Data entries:
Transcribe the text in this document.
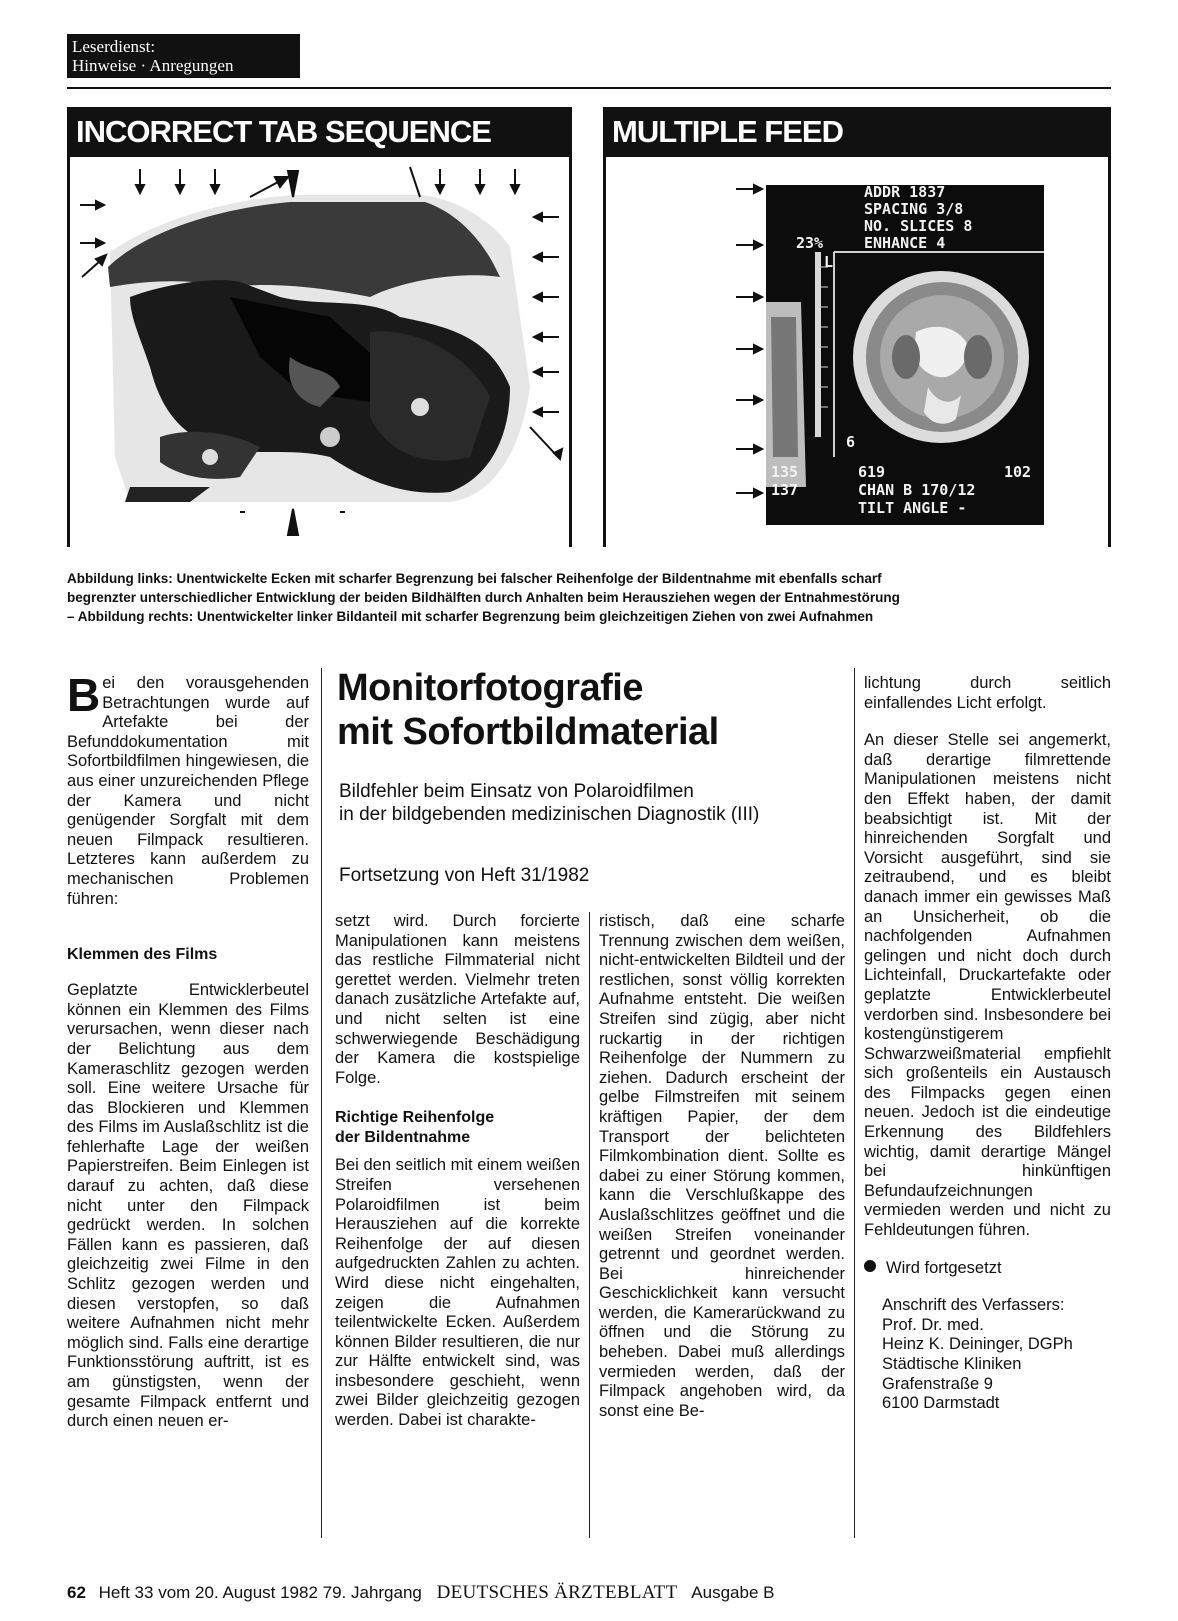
Leserdienst:
Hinweise · Anregungen
INCORRECT TAB SEQUENCE	MULTIPLE FEED
ADDR 1837
SPACING 3/8
NO. SLICES 8
ENHANCE 4
23%
L
6
135	619	102
137	CHAN B 170/12
TILT ANGLE -

Abbildung links: Unentwickelte Ecken mit scharfer Begrenzung bei falscher Reihenfolge der Bildentnahme mit ebenfalls scharf

begrenzter unterschiedlicher Entwicklung der beiden Bildhälften durch Anhalten beim Herausziehen wegen der Entnahmestörung

– Abbildung rechts: Unentwickelter linker Bildanteil mit scharfer Begrenzung beim gleichzeitigen Ziehen von zwei Aufnahmen

Monitorfotografie
mit Sofortbildmaterial
Bildfehler beim Einsatz von Polaroidfilmen
in der bildgebenden medizinischen Diagnostik (III)
Fortsetzung von Heft 31/1982

Bei den vorausgehenden Betrachtungen wurde auf Artefakte bei der Befunddokumentation mit Sofortbildfilmen hingewiesen, die aus einer unzureichenden Pflege der Kamera und nicht genügender Sorgfalt mit dem neuen Filmpack resultieren. Letzteres kann außerdem zu mechanischen Problemen führen:

Klemmen des Films

Geplatzte Entwicklerbeutel können ein Klemmen des Films verursachen, wenn dieser nach der Belichtung aus dem Kameraschlitz gezogen werden soll. Eine weitere Ursache für das Blockieren und Klemmen des Films im Auslaßschlitz ist die fehlerhafte Lage der weißen Papierstreifen. Beim Einlegen ist darauf zu achten, daß diese nicht unter den Filmpack gedrückt werden. In solchen Fällen kann es passieren, daß gleichzeitig zwei Filme in den Schlitz gezogen werden und diesen verstopfen, so daß weitere Aufnahmen nicht mehr möglich sind. Falls eine derartige Funktionsstörung auftritt, ist es am günstigsten, wenn der gesamte Filmpack entfernt und durch einen neuen er-

setzt wird. Durch forcierte Manipulationen kann meistens das restliche Filmmaterial nicht gerettet werden. Vielmehr treten danach zusätzliche Artefakte auf, und nicht selten ist eine schwerwiegende Beschädigung der Kamera die kostspielige Folge.

Richtige Reihenfolge
der Bildentnahme

Bei den seitlich mit einem weißen Streifen versehenen Polaroidfilmen ist beim Herausziehen auf die korrekte Reihenfolge der auf diesen aufgedruckten Zahlen zu achten. Wird diese nicht eingehalten, zeigen die Aufnahmen teilentwickelte Ecken. Außerdem können Bilder resultieren, die nur zur Hälfte entwickelt sind, was insbesondere geschieht, wenn zwei Bilder gleichzeitig gezogen werden. Dabei ist charakte-

ristisch, daß eine scharfe Trennung zwischen dem weißen, nicht-entwickelten Bildteil und der restlichen, sonst völlig korrekten Aufnahme entsteht. Die weißen Streifen sind zügig, aber nicht ruckartig in der richtigen Reihenfolge der Nummern zu ziehen. Dadurch erscheint der gelbe Filmstreifen mit seinem kräftigen Papier, der dem Transport der belichteten Filmkombination dient. Sollte es dabei zu einer Störung kommen, kann die Verschlußkappe des Auslaßschlitzes geöffnet und die weißen Streifen voneinander getrennt und geordnet werden. Bei hinreichender Geschicklichkeit kann versucht werden, die Kamerarückwand zu öffnen und die Störung zu beheben. Dabei muß allerdings vermieden werden, daß der Filmpack angehoben wird, da sonst eine Be-

lichtung durch seitlich einfallendes Licht erfolgt.

An dieser Stelle sei angemerkt, daß derartige filmrettende Manipulationen meistens nicht den Effekt haben, der damit beabsichtigt ist. Mit der hinreichenden Sorgfalt und Vorsicht ausgeführt, sind sie zeitraubend, und es bleibt danach immer ein gewisses Maß an Unsicherheit, ob die nachfolgenden Aufnahmen gelingen und nicht doch durch Lichteinfall, Druckartefakte oder geplatzte Entwicklerbeutel verdorben sind. Insbesondere bei kostengünstigerem Schwarzweißmaterial empfiehlt sich großenteils ein Austausch des Filmpacks gegen einen neuen. Jedoch ist die eindeutige Erkennung des Bildfehlers wichtig, damit derartige Mängel bei hinkünftigen Befundaufzeichnungen vermieden werden und nicht zu Fehldeutungen führen.

Wird fortgesetzt

Anschrift des Verfassers:
Prof. Dr. med.
Heinz K. Deininger, DGPh
Städtische Kliniken
Grafenstraße 9
6100 Darmstadt

62 Heft 33 vom 20. August 1982 79. Jahrgang DEUTSCHES ÄRZTEBLATT Ausgabe B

WORK REQUIRED: From the listing above, print every entry precisely and drop the pictures.

WORKED ANSWER:
Transcribe the text in this document.
Leserdienst:
Hinweise · Anregungen
INCORRECT TAB SEQUENCE	MULTIPLE FEED
ADDR 1837
SPACING 3/8
NO. SLICES 8
ENHANCE 4
23%
L
6
135	619	102
137	CHAN B 170/12
TILT ANGLE -

Abbildung links: Unentwickelte Ecken mit scharfer Begrenzung bei falscher Reihenfolge der Bildentnahme mit ebenfalls scharf

begrenzter unterschiedlicher Entwicklung der beiden Bildhälften durch Anhalten beim Herausziehen wegen der Entnahmestörung

– Abbildung rechts: Unentwickelter linker Bildanteil mit scharfer Begrenzung beim gleichzeitigen Ziehen von zwei Aufnahmen

Monitorfotografie
mit Sofortbildmaterial
Bildfehler beim Einsatz von Polaroidfilmen
in der bildgebenden medizinischen Diagnostik (III)
Fortsetzung von Heft 31/1982

Bei den vorausgehenden Betrachtungen wurde auf Artefakte bei der Befunddokumentation mit Sofortbildfilmen hingewiesen, die aus einer unzureichenden Pflege der Kamera und nicht genügender Sorgfalt mit dem neuen Filmpack resultieren. Letzteres kann außerdem zu mechanischen Problemen führen:

Klemmen des Films

Geplatzte Entwicklerbeutel können ein Klemmen des Films verursachen, wenn dieser nach der Belichtung aus dem Kameraschlitz gezogen werden soll. Eine weitere Ursache für das Blockieren und Klemmen des Films im Auslaßschlitz ist die fehlerhafte Lage der weißen Papierstreifen. Beim Einlegen ist darauf zu achten, daß diese nicht unter den Filmpack gedrückt werden. In solchen Fällen kann es passieren, daß gleichzeitig zwei Filme in den Schlitz gezogen werden und diesen verstopfen, so daß weitere Aufnahmen nicht mehr möglich sind. Falls eine derartige Funktionsstörung auftritt, ist es am günstigsten, wenn der gesamte Filmpack entfernt und durch einen neuen er-

setzt wird. Durch forcierte Manipulationen kann meistens das restliche Filmmaterial nicht gerettet werden. Vielmehr treten danach zusätzliche Artefakte auf, und nicht selten ist eine schwerwiegende Beschädigung der Kamera die kostspielige Folge.

Richtige Reihenfolge
der Bildentnahme

Bei den seitlich mit einem weißen Streifen versehenen Polaroidfilmen ist beim Herausziehen auf die korrekte Reihenfolge der auf diesen aufgedruckten Zahlen zu achten. Wird diese nicht eingehalten, zeigen die Aufnahmen teilentwickelte Ecken. Außerdem können Bilder resultieren, die nur zur Hälfte entwickelt sind, was insbesondere geschieht, wenn zwei Bilder gleichzeitig gezogen werden. Dabei ist charakte-

ristisch, daß eine scharfe Trennung zwischen dem weißen, nicht-entwickelten Bildteil und der restlichen, sonst völlig korrekten Aufnahme entsteht. Die weißen Streifen sind zügig, aber nicht ruckartig in der richtigen Reihenfolge der Nummern zu ziehen. Dadurch erscheint der gelbe Filmstreifen mit seinem kräftigen Papier, der dem Transport der belichteten Filmkombination dient. Sollte es dabei zu einer Störung kommen, kann die Verschlußkappe des Auslaßschlitzes geöffnet und die weißen Streifen voneinander getrennt und geordnet werden. Bei hinreichender Geschicklichkeit kann versucht werden, die Kamerarückwand zu öffnen und die Störung zu beheben. Dabei muß allerdings vermieden werden, daß der Filmpack angehoben wird, da sonst eine Be-

lichtung durch seitlich einfallendes Licht erfolgt.

An dieser Stelle sei angemerkt, daß derartige filmrettende Manipulationen meistens nicht den Effekt haben, der damit beabsichtigt ist. Mit der hinreichenden Sorgfalt und Vorsicht ausgeführt, sind sie zeitraubend, und es bleibt danach immer ein gewisses Maß an Unsicherheit, ob die nachfolgenden Aufnahmen gelingen und nicht doch durch Lichteinfall, Druckartefakte oder geplatzte Entwicklerbeutel verdorben sind. Insbesondere bei kostengünstigerem Schwarzweißmaterial empfiehlt sich großenteils ein Austausch des Filmpacks gegen einen neuen. Jedoch ist die eindeutige Erkennung des Bildfehlers wichtig, damit derartige Mängel bei hinkünftigen Befundaufzeichnungen vermieden werden und nicht zu Fehldeutungen führen.

Wird fortgesetzt

Anschrift des Verfassers:
Prof. Dr. med.
Heinz K. Deininger, DGPh
Städtische Kliniken
Grafenstraße 9
6100 Darmstadt

62 Heft 33 vom 20. August 1982 79. Jahrgang DEUTSCHES ÄRZTEBLATT Ausgabe B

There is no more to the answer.